--- Begin The data ---
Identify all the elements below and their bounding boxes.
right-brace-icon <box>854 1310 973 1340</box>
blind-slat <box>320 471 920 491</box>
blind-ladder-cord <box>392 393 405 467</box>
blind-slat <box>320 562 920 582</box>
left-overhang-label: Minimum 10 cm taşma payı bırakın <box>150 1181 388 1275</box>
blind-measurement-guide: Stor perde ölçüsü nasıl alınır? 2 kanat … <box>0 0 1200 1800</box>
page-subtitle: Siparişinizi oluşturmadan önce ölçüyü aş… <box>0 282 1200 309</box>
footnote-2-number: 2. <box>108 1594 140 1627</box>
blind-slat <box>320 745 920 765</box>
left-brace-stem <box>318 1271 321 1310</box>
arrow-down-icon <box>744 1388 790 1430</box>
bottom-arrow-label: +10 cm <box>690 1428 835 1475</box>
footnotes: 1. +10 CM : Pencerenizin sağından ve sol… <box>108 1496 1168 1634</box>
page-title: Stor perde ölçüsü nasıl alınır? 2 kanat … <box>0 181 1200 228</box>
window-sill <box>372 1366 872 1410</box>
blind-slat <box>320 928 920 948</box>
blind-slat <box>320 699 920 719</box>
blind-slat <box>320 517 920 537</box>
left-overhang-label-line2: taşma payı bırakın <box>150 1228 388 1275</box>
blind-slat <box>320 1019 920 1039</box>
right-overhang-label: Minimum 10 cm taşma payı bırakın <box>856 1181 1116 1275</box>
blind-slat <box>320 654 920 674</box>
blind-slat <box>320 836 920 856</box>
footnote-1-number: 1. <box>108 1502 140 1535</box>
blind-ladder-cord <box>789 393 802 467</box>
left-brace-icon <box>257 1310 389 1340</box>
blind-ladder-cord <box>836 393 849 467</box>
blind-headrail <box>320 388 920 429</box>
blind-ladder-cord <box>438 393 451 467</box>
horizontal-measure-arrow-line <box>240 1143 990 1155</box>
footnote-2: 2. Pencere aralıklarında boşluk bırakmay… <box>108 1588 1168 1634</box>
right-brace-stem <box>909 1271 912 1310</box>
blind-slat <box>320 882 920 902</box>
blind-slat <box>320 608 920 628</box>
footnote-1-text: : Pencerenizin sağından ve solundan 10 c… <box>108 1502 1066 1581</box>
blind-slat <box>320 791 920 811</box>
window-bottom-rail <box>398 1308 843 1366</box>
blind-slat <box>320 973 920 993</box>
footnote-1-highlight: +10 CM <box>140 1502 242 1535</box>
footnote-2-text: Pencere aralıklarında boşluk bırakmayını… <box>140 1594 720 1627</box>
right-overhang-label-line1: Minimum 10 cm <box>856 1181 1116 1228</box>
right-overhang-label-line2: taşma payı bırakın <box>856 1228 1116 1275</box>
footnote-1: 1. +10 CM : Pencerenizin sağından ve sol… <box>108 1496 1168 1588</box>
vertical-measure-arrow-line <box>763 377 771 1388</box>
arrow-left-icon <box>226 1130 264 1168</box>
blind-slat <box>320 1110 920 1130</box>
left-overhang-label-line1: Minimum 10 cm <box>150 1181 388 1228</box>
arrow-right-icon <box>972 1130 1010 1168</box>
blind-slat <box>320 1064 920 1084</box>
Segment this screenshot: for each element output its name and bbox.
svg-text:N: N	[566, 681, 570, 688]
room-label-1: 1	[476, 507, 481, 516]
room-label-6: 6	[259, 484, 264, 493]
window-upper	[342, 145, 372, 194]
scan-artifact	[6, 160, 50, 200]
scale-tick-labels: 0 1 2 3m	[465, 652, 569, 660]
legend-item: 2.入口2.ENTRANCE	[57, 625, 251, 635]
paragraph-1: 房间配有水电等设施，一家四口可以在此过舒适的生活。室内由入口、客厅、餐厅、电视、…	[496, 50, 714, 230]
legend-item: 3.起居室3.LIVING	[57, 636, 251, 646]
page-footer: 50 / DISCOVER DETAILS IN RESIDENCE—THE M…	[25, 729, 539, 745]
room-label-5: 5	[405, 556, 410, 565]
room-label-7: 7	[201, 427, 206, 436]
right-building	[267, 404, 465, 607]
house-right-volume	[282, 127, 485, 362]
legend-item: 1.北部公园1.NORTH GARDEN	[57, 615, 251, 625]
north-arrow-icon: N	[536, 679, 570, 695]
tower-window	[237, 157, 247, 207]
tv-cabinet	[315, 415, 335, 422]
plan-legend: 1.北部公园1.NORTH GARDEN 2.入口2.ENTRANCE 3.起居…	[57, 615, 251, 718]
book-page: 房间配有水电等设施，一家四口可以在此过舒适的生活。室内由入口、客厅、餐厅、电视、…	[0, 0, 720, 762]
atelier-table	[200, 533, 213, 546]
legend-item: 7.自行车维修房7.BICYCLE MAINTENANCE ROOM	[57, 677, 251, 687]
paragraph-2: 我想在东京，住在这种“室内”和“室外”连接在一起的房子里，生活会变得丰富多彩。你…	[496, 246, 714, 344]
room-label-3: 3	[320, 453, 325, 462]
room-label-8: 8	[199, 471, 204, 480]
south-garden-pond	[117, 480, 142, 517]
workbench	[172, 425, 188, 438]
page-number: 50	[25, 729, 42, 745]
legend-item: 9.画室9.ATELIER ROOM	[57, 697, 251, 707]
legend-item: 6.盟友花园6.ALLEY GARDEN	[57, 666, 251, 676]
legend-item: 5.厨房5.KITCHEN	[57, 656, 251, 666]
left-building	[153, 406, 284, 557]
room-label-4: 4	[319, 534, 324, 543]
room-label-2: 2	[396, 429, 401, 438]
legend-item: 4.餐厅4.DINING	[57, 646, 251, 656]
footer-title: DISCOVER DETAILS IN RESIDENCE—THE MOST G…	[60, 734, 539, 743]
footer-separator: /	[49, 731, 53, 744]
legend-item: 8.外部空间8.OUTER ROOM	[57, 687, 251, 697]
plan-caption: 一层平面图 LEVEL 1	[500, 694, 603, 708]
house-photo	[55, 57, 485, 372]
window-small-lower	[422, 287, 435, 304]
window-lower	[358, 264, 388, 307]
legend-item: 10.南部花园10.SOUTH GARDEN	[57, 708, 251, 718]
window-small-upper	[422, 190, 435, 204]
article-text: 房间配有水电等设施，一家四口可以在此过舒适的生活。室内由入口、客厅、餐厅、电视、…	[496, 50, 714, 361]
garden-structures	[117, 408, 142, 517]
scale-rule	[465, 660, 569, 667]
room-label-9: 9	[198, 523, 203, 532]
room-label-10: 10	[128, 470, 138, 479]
--- End The data ---
Directions — How many lines of the listing above contain the string "arrow"? Reply with the number only.

Response to the task — 7